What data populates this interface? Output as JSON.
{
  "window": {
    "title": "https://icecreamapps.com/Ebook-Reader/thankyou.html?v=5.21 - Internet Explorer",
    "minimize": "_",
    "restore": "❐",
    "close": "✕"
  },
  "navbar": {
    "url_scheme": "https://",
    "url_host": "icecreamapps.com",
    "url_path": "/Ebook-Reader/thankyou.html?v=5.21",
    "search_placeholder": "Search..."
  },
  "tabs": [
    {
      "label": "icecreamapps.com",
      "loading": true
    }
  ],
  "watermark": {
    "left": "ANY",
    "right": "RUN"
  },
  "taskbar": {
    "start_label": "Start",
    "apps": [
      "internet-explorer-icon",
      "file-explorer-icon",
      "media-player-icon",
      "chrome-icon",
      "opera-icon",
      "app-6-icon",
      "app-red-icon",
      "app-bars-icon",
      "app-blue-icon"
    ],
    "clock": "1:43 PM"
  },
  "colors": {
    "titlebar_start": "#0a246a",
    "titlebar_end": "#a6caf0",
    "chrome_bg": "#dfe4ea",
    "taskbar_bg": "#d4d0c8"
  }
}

> [GIVEN EXERCISE] Return the lines of the records that include the string "icon".

> [THE RESPONSE]
      "internet-explorer-icon",
      "file-explorer-icon",
      "media-player-icon",
      "chrome-icon",
      "opera-icon",
      "app-6-icon",
      "app-red-icon",
      "app-bars-icon",
      "app-blue-icon"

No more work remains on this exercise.